Problem description: Print the records exactly as they appear, starting with the line that contains "Patent image size: (790, 413)." and going on through the line that contains "The yoke 900 is at (366, 190).", with both of those lines included.

─── Supplied entries

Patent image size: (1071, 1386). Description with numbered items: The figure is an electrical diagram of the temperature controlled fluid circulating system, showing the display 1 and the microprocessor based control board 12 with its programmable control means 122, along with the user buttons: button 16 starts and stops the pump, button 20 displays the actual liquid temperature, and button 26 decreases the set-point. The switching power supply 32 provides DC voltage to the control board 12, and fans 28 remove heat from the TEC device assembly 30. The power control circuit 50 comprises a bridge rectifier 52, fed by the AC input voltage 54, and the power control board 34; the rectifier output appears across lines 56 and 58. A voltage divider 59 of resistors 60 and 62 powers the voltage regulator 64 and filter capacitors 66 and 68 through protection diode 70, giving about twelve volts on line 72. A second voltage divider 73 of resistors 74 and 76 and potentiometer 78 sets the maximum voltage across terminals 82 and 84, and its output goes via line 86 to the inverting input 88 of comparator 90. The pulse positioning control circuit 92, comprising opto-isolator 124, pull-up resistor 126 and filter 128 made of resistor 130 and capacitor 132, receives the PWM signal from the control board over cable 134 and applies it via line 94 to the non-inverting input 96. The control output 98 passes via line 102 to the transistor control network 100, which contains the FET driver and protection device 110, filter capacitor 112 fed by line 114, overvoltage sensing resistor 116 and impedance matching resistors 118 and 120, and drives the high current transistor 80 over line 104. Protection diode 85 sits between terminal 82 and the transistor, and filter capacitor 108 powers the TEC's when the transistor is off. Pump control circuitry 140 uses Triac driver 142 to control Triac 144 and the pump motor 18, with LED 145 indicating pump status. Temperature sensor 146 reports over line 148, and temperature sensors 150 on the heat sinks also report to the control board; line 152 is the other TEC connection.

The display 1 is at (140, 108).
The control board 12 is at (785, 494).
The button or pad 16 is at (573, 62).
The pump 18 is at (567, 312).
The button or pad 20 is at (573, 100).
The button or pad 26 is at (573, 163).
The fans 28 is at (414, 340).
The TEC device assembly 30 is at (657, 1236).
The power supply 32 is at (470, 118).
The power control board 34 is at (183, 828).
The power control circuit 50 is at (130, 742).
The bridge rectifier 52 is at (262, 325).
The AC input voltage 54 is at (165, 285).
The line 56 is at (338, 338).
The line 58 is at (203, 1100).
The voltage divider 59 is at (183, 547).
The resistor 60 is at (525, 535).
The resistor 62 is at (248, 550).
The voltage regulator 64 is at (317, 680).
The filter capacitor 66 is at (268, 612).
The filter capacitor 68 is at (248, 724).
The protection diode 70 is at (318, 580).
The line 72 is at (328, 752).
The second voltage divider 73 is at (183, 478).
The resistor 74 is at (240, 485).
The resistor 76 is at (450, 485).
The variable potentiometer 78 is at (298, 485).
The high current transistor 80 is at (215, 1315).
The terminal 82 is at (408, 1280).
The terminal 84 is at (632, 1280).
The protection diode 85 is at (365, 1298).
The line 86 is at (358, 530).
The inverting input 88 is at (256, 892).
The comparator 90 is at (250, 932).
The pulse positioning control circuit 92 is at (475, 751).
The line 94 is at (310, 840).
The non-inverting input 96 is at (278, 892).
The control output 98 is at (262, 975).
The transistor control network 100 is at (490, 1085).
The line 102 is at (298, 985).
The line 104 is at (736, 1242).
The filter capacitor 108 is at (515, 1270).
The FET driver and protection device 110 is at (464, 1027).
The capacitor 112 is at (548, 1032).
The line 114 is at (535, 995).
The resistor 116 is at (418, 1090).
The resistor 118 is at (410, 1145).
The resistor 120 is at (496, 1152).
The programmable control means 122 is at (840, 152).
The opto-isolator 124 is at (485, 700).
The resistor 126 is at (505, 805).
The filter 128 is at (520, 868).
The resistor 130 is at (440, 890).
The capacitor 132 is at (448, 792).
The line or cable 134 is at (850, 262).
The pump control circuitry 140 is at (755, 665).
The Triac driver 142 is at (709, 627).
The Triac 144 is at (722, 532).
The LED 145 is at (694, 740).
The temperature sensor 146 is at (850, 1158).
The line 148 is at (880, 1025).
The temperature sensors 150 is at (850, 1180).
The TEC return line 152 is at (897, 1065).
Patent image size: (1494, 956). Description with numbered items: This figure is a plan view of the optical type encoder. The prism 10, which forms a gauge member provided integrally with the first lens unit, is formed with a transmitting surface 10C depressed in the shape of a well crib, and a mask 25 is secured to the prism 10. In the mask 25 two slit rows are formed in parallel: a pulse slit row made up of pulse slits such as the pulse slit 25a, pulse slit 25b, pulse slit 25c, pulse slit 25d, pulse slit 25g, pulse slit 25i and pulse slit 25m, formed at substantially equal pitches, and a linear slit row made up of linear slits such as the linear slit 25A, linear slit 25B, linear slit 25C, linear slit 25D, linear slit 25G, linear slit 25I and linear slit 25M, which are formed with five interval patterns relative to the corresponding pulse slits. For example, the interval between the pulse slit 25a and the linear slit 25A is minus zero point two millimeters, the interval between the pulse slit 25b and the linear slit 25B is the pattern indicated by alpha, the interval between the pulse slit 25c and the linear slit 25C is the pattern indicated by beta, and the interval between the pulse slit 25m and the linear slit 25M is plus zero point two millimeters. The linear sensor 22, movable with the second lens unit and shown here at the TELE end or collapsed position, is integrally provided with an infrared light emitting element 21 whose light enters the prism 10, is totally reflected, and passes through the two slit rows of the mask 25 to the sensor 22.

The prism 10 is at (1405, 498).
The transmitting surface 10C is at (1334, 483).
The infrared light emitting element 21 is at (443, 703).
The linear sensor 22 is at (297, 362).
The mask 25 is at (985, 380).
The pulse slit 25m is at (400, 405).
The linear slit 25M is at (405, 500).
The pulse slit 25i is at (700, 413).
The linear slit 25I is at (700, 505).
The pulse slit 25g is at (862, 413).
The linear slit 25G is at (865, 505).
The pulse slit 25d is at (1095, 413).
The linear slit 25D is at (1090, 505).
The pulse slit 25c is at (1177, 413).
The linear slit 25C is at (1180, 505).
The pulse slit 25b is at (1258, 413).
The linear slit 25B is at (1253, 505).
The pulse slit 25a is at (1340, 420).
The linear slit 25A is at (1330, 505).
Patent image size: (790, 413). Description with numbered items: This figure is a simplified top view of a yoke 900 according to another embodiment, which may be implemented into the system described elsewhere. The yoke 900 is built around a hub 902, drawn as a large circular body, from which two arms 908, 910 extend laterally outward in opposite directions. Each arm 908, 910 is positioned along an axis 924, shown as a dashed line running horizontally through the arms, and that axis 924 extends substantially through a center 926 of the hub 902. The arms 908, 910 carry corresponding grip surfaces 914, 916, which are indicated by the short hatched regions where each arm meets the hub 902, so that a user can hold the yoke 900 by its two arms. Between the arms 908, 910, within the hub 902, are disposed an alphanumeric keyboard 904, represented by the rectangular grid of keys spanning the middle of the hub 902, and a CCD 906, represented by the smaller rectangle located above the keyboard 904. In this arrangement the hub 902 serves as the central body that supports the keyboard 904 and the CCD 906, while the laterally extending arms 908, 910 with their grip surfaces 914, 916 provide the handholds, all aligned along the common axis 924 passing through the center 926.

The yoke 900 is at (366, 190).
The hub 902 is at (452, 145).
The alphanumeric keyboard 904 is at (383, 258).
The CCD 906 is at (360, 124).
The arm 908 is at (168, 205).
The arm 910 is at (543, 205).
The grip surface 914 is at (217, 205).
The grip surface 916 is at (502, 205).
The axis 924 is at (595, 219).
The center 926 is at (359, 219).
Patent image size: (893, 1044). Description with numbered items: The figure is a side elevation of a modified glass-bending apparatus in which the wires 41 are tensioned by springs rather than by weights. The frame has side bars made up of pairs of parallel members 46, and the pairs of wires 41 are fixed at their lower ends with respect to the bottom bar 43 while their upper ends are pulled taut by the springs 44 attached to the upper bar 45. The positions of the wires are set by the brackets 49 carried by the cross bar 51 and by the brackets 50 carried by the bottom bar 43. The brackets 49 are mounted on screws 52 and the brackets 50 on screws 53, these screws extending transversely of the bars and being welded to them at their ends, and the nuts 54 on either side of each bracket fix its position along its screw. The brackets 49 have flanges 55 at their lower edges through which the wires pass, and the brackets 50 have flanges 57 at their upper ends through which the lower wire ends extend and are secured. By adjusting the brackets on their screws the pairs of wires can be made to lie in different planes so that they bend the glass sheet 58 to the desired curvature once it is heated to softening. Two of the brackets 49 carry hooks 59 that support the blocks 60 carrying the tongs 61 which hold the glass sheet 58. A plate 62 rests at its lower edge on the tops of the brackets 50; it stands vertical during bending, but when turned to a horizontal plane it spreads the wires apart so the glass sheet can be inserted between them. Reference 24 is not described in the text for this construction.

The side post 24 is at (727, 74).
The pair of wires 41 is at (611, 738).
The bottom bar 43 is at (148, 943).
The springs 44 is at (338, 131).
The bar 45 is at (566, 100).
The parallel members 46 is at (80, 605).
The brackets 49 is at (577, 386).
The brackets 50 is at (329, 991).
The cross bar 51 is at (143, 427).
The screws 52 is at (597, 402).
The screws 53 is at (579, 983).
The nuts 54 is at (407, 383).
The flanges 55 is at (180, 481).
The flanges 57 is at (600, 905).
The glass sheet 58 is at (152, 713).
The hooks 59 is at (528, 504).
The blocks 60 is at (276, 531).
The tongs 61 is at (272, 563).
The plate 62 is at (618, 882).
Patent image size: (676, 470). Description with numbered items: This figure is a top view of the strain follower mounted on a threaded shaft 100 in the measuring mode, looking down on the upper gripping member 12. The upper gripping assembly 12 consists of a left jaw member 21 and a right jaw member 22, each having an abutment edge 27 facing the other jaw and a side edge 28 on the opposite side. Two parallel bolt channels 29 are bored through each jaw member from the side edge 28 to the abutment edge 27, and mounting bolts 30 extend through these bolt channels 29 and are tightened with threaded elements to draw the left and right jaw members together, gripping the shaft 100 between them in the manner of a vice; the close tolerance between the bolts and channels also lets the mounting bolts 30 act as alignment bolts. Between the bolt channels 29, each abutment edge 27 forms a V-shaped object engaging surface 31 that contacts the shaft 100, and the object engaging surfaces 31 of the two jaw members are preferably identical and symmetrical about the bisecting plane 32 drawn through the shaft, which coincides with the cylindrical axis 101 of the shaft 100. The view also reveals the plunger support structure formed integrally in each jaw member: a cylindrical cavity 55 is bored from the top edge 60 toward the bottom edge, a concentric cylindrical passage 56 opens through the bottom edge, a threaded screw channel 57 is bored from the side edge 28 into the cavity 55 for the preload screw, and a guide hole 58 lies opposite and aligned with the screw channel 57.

──────

In response:
Patent image size: (790, 413). Description with numbered items: This figure is a simplified top view of a yoke 900 according to another embodiment, which may be implemented into the system described elsewhere. The yoke 900 is built around a hub 902, drawn as a large circular body, from which two arms 908, 910 extend laterally outward in opposite directions. Each arm 908, 910 is positioned along an axis 924, shown as a dashed line running horizontally through the arms, and that axis 924 extends substantially through a center 926 of the hub 902. The arms 908, 910 carry corresponding grip surfaces 914, 916, which are indicated by the short hatched regions where each arm meets the hub 902, so that a user can hold the yoke 900 by its two arms. Between the arms 908, 910, within the hub 902, are disposed an alphanumeric keyboard 904, represented by the rectangular grid of keys spanning the middle of the hub 902, and a CCD 906, represented by the smaller rectangle located above the keyboard 904. In this arrangement the hub 902 serves as the central body that supports the keyboard 904 and the CCD 906, while the laterally extending arms 908, 910 with their grip surfaces 914, 916 provide the handholds, all aligned along the common axis 924 passing through the center 926.

The yoke 900 is at (366, 190).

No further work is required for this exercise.